++++ DATA PROVIDED ++++

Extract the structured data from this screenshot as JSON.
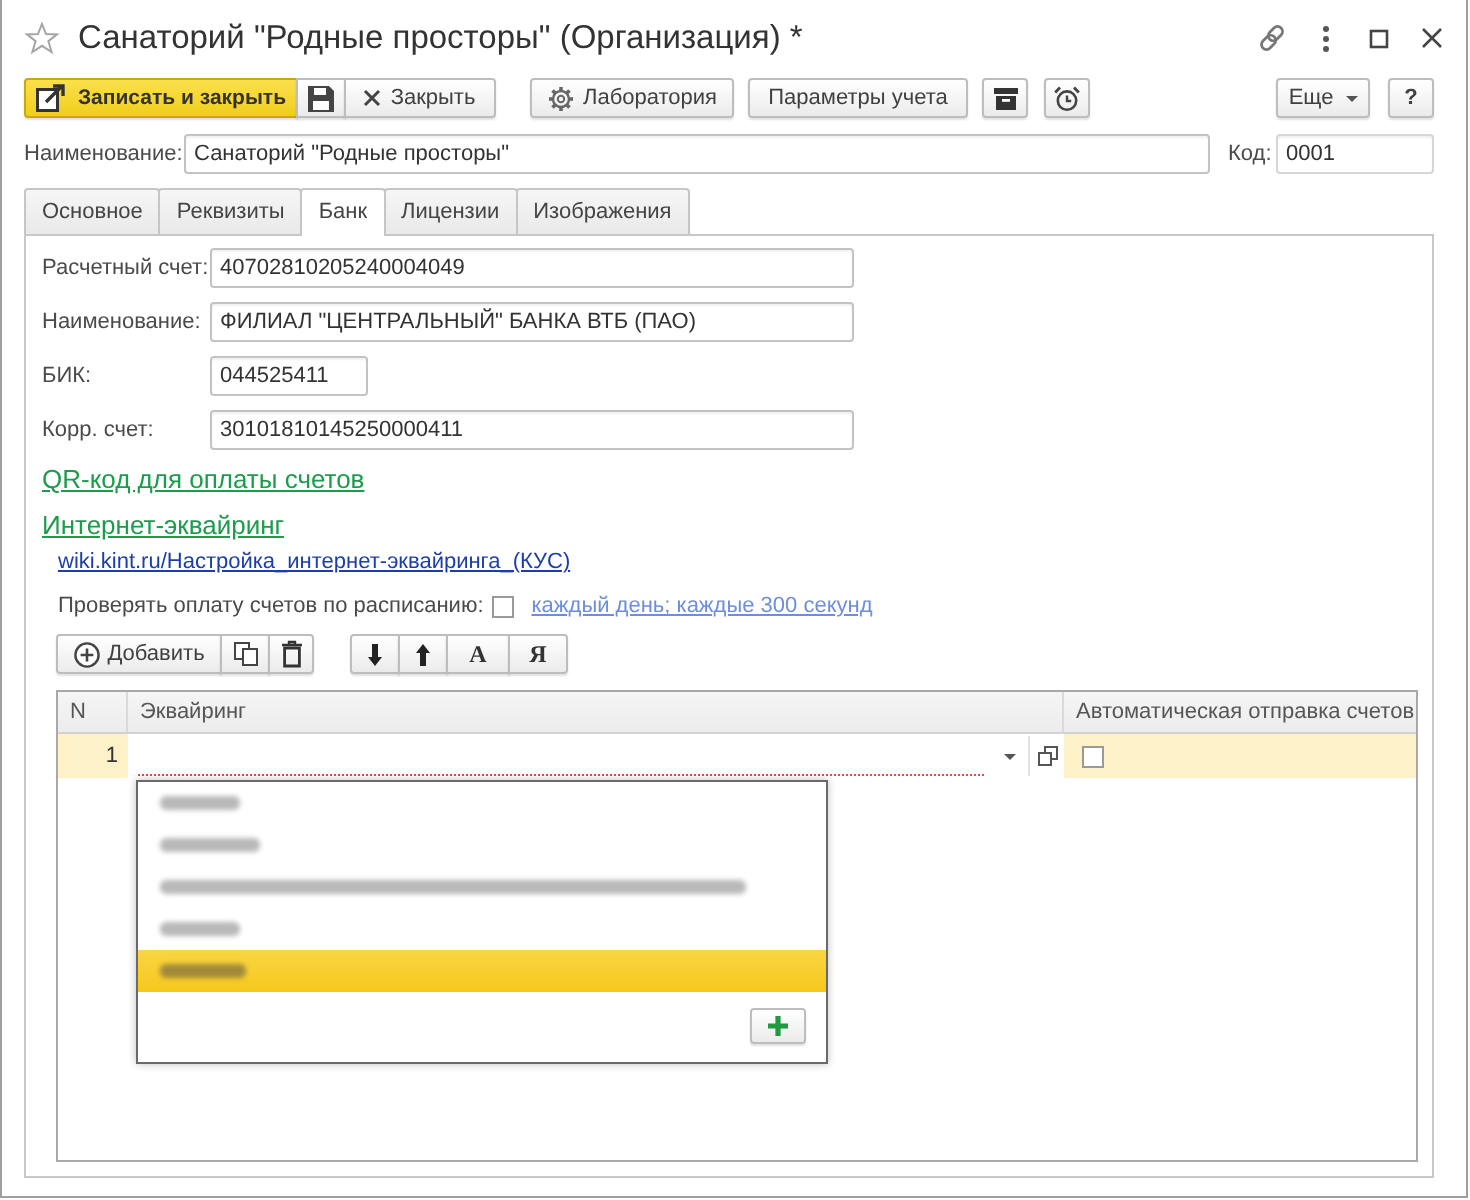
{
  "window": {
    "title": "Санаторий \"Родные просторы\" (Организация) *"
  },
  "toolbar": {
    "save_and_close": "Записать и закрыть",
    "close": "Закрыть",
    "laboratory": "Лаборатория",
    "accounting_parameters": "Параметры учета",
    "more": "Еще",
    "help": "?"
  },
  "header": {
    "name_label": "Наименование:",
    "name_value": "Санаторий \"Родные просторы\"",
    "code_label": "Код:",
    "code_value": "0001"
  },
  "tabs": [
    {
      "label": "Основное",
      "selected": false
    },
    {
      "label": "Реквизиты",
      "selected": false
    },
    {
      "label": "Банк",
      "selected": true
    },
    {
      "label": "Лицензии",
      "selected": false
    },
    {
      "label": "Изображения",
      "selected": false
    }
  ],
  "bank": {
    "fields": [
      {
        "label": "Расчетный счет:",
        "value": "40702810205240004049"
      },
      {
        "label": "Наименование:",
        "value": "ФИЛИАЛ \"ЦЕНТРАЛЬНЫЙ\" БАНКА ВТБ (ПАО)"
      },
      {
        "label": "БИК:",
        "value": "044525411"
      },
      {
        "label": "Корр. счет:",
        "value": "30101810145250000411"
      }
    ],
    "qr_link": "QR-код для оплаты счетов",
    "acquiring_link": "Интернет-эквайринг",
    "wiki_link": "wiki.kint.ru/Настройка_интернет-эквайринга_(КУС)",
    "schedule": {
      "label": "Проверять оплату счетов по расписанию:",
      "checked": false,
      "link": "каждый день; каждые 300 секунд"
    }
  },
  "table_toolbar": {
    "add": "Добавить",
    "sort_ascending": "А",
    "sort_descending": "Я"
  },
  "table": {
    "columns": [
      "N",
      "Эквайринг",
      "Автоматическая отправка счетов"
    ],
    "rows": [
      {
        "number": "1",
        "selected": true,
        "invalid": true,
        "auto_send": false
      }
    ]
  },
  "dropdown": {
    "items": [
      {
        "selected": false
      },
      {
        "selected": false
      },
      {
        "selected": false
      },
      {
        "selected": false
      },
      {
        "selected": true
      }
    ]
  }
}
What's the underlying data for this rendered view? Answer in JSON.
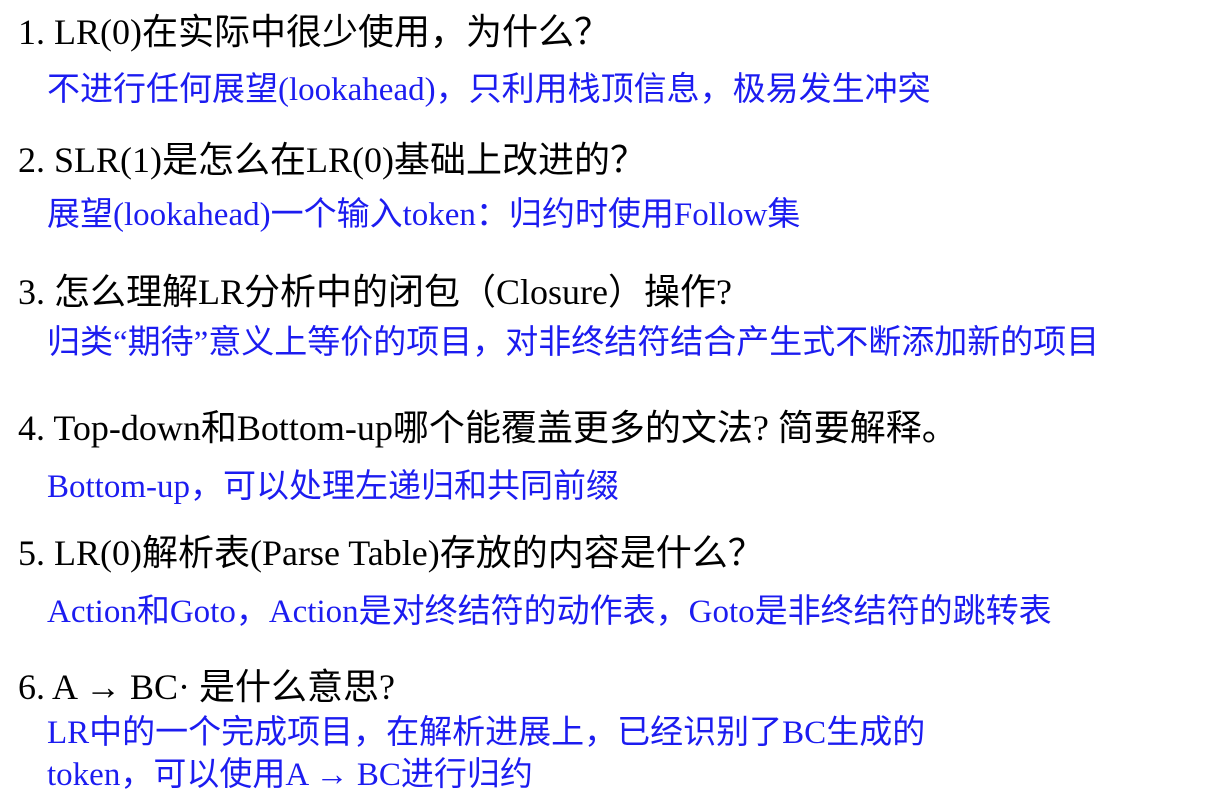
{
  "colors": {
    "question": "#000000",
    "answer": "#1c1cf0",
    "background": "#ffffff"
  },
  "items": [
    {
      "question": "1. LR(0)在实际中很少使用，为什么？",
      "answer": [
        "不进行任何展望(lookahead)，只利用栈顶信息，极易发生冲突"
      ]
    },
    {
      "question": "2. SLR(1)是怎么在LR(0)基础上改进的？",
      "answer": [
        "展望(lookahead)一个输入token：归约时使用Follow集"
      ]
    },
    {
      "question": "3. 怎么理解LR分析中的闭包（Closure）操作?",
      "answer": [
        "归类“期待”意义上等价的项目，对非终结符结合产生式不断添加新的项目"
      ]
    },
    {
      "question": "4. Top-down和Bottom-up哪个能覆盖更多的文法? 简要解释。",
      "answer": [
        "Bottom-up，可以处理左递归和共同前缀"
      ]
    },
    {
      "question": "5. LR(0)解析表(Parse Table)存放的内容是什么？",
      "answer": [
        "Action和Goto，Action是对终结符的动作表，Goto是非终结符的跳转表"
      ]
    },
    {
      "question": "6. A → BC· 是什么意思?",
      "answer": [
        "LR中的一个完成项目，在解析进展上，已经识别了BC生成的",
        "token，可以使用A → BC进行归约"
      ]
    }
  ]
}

++++

[STATED GOAL]: Only the lines from the one that holds "What's the underlying" through the end of the records above should be printed again, exactly as they are. Leave out the pictures.

[THE ANSWER]:
What's the underlying data for this rendered view? Answer in JSON.
{
  "colors": {
    "question": "#000000",
    "answer": "#1c1cf0",
    "background": "#ffffff"
  },
  "items": [
    {
      "question": "1. LR(0)在实际中很少使用，为什么？",
      "answer": [
        "不进行任何展望(lookahead)，只利用栈顶信息，极易发生冲突"
      ]
    },
    {
      "question": "2. SLR(1)是怎么在LR(0)基础上改进的？",
      "answer": [
        "展望(lookahead)一个输入token：归约时使用Follow集"
      ]
    },
    {
      "question": "3. 怎么理解LR分析中的闭包（Closure）操作?",
      "answer": [
        "归类“期待”意义上等价的项目，对非终结符结合产生式不断添加新的项目"
      ]
    },
    {
      "question": "4. Top-down和Bottom-up哪个能覆盖更多的文法? 简要解释。",
      "answer": [
        "Bottom-up，可以处理左递归和共同前缀"
      ]
    },
    {
      "question": "5. LR(0)解析表(Parse Table)存放的内容是什么？",
      "answer": [
        "Action和Goto，Action是对终结符的动作表，Goto是非终结符的跳转表"
      ]
    },
    {
      "question": "6. A → BC· 是什么意思?",
      "answer": [
        "LR中的一个完成项目，在解析进展上，已经识别了BC生成的",
        "token，可以使用A → BC进行归约"
      ]
    }
  ]
}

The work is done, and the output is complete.